===== SUPPLIED RECORDS =====
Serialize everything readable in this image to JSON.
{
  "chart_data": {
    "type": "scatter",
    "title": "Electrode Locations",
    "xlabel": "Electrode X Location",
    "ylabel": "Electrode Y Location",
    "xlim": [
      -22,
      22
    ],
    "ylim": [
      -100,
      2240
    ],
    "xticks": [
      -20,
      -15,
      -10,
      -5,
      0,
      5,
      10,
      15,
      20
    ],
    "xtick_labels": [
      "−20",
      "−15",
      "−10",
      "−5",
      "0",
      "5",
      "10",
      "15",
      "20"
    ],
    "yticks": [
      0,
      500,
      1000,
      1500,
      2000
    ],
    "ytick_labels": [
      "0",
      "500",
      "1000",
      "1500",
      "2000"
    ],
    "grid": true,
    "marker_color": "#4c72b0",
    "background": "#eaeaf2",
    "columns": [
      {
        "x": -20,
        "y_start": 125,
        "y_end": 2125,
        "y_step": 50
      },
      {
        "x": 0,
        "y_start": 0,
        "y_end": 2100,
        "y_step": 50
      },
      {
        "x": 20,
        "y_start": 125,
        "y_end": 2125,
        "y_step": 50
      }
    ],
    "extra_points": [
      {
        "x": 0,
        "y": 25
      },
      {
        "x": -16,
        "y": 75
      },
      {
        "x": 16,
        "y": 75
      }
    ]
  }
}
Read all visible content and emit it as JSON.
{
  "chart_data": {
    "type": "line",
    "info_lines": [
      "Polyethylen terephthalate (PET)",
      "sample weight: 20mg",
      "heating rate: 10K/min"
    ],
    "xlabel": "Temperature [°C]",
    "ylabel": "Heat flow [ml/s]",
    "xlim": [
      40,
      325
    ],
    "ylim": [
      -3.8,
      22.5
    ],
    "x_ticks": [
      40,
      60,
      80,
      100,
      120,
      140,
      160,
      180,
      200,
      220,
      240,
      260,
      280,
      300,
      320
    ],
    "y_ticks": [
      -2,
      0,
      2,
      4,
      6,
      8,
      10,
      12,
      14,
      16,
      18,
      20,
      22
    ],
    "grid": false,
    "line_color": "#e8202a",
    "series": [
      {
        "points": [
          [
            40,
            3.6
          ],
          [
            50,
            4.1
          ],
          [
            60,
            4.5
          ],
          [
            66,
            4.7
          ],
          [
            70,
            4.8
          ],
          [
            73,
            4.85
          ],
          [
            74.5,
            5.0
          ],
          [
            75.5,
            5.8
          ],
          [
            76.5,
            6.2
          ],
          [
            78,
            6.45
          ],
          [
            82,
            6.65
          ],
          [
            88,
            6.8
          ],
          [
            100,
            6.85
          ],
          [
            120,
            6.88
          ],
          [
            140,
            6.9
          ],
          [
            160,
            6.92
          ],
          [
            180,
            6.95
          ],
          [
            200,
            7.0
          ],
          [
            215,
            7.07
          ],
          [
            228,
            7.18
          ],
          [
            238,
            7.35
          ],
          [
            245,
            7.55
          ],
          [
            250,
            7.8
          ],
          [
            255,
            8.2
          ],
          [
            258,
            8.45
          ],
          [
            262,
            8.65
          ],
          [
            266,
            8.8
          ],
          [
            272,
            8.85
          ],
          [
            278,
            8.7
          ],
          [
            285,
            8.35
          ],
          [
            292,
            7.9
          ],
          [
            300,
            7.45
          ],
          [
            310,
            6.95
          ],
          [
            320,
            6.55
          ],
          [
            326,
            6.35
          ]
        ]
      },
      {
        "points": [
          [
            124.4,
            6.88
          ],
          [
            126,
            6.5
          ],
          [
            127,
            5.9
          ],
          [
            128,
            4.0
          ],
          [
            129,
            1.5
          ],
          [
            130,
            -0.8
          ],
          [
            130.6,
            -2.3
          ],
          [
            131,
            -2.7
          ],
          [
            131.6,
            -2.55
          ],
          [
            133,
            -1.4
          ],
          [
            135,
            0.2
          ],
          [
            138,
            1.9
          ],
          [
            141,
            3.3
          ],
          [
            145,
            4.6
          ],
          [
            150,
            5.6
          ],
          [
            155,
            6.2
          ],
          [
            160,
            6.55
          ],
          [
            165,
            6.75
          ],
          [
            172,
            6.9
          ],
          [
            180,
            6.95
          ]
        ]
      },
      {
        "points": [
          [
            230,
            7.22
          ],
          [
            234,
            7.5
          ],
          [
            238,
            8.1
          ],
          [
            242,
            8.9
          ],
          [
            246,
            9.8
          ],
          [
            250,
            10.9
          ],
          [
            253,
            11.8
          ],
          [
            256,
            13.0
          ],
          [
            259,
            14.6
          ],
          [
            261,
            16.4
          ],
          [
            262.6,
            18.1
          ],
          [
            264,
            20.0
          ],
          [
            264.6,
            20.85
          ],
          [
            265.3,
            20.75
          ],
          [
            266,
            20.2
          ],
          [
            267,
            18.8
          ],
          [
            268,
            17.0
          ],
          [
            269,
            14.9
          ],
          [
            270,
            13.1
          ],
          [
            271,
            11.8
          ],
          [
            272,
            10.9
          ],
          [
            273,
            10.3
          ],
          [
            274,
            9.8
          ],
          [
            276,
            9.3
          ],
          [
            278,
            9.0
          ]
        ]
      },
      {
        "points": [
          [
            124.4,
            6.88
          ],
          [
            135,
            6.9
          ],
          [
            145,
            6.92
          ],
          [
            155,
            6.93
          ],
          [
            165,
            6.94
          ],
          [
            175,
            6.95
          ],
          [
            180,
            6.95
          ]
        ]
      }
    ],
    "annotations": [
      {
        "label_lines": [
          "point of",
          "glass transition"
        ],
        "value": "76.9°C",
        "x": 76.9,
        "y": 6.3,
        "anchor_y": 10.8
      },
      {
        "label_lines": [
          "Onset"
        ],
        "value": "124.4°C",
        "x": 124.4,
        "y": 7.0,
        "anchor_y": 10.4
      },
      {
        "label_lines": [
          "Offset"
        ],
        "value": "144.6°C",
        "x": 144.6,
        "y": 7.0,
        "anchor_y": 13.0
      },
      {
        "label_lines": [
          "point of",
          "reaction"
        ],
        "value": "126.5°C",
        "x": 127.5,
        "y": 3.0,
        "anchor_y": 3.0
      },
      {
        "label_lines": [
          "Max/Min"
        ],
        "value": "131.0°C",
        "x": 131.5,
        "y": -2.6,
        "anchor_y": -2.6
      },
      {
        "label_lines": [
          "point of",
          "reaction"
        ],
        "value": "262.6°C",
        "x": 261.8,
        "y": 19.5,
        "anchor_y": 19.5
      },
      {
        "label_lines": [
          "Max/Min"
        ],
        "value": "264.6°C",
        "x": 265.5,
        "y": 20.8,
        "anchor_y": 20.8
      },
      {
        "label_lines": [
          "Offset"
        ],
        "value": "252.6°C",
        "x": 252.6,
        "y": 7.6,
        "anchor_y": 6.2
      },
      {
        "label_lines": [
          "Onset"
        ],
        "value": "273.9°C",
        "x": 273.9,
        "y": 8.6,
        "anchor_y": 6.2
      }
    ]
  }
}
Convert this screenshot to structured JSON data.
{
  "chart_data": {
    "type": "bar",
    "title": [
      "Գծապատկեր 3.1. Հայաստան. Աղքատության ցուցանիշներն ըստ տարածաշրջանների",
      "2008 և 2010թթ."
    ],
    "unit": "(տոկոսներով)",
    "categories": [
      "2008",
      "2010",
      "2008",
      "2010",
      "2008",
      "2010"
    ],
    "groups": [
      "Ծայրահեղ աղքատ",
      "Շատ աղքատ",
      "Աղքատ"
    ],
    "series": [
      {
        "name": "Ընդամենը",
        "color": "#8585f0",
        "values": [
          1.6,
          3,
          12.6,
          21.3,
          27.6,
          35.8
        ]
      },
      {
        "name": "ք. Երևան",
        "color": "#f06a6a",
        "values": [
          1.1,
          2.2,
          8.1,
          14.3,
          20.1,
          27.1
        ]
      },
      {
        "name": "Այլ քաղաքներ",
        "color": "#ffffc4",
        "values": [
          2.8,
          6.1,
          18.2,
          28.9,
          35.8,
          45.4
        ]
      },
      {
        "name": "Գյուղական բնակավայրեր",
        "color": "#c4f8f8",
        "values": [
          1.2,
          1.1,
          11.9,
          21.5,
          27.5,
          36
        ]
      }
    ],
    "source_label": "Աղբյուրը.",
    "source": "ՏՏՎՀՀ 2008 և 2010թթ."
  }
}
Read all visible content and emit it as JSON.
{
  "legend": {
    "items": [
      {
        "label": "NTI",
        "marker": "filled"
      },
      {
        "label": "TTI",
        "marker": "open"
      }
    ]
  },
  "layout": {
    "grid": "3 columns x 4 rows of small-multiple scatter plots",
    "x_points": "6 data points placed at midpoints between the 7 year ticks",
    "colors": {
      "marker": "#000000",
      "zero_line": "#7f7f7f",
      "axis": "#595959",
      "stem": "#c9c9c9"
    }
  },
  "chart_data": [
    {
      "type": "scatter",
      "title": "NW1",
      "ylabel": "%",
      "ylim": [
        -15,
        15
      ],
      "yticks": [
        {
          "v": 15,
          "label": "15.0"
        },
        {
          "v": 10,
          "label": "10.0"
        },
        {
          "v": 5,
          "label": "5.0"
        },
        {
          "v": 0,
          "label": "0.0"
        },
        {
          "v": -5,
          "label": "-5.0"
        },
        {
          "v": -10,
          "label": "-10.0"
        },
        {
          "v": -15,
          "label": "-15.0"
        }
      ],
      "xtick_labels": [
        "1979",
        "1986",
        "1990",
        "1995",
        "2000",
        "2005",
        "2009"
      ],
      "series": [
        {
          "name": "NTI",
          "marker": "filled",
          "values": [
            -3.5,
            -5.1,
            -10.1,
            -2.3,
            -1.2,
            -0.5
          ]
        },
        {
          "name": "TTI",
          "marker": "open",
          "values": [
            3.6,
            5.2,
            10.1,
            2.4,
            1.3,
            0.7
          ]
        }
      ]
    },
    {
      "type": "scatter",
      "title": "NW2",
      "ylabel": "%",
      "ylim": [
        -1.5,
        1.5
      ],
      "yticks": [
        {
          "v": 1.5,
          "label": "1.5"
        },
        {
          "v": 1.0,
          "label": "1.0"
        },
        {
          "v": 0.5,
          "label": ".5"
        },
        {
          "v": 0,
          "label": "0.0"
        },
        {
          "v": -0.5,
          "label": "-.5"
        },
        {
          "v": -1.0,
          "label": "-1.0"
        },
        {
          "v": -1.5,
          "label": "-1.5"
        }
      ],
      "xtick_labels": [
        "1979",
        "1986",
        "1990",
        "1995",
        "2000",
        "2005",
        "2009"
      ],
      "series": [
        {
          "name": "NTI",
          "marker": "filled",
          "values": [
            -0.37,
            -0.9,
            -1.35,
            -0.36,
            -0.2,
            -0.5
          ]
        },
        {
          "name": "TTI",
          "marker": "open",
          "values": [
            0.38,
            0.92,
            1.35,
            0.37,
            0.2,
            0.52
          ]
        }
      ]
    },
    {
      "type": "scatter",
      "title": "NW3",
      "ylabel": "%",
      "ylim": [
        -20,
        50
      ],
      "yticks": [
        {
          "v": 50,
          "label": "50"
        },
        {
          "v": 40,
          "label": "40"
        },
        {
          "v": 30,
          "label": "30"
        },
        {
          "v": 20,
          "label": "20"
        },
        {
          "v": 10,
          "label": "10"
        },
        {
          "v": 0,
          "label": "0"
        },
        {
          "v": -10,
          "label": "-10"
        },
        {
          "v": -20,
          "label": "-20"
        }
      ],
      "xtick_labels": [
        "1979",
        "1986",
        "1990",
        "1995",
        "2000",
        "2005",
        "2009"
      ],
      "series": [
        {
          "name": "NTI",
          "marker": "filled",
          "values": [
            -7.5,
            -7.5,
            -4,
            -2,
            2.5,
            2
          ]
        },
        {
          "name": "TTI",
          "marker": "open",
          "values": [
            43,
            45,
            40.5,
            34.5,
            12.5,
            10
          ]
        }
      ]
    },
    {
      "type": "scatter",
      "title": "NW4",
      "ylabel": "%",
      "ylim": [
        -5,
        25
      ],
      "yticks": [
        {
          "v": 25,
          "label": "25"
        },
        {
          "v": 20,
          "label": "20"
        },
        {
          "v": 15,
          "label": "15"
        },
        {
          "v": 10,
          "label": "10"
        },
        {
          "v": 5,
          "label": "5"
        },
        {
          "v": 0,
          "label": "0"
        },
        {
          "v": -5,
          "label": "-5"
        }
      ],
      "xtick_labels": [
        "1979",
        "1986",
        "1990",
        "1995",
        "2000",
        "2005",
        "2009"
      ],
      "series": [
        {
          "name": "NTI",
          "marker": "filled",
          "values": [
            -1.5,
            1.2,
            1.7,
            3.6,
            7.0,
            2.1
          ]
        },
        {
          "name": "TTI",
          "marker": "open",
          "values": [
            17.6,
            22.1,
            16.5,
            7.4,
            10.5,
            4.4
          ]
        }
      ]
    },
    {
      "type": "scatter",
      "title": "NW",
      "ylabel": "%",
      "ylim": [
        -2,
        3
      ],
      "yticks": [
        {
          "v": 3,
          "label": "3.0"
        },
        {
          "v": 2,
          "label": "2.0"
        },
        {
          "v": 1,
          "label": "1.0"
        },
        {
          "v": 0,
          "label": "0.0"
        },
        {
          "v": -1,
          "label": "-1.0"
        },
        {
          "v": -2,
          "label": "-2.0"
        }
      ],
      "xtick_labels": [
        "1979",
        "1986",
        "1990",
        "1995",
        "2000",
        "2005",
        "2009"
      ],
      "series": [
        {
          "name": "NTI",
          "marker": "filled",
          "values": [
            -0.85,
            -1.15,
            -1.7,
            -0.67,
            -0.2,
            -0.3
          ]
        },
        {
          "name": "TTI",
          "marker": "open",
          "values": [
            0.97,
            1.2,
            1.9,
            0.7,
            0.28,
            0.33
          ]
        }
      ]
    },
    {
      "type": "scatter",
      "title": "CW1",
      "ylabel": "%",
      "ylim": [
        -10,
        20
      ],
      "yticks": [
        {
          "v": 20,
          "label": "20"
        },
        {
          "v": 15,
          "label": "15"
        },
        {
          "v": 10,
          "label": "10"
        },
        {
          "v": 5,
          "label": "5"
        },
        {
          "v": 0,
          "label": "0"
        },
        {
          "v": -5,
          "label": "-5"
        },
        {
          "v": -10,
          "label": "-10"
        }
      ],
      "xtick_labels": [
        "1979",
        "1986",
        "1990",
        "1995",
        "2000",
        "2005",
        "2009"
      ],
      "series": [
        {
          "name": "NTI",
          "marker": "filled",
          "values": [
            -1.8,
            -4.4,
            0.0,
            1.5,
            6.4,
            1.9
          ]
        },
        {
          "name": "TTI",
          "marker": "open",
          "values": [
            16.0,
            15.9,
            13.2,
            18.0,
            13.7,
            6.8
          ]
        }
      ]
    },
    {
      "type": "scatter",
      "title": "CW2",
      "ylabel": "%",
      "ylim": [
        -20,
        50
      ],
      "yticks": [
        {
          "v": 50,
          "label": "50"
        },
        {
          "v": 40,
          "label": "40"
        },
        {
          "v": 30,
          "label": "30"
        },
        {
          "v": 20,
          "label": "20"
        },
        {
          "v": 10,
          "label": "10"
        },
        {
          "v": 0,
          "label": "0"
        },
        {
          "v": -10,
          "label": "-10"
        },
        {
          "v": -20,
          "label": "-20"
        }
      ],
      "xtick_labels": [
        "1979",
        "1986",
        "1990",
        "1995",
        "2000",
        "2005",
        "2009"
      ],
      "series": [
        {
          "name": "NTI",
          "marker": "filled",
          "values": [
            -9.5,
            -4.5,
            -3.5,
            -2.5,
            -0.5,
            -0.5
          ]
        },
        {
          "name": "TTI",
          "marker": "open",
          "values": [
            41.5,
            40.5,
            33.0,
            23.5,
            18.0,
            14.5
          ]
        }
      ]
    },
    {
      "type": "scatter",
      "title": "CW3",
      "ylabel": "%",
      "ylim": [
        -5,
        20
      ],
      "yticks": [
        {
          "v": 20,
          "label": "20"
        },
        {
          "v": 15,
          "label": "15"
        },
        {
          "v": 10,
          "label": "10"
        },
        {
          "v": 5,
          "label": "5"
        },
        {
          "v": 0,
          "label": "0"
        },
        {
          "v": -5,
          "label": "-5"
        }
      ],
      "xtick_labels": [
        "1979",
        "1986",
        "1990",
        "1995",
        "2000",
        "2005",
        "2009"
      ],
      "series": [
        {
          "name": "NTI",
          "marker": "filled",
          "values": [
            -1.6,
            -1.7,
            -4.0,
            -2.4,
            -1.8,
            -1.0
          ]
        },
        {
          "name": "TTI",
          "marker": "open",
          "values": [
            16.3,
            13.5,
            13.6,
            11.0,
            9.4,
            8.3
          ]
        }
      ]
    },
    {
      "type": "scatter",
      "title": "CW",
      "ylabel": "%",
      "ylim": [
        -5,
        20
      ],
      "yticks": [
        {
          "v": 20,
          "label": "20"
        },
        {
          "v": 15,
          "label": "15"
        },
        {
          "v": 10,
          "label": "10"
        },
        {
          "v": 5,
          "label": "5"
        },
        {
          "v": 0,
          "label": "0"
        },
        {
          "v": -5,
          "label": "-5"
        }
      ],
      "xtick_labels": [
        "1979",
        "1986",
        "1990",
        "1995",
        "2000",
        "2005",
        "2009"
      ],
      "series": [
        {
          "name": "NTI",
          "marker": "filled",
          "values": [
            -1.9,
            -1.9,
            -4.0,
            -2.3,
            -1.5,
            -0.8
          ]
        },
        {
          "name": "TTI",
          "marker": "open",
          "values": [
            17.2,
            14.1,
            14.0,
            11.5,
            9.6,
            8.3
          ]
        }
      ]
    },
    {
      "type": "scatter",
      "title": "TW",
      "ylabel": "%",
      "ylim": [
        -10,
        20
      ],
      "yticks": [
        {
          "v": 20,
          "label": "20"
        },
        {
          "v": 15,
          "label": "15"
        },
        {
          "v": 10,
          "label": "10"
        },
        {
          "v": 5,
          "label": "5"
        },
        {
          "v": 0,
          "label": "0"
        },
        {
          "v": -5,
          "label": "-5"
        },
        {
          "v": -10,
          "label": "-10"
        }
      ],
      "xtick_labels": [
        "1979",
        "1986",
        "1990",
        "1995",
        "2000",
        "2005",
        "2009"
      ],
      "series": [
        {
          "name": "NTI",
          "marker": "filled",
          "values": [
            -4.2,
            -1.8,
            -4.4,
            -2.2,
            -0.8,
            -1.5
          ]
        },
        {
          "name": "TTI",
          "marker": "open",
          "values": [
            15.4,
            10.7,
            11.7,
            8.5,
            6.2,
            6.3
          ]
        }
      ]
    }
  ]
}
=====
*EXERCISE AIM:* Report how many lines in the data include the word "grid", and give nothing but the count.

*FULL RESPONSE:* 3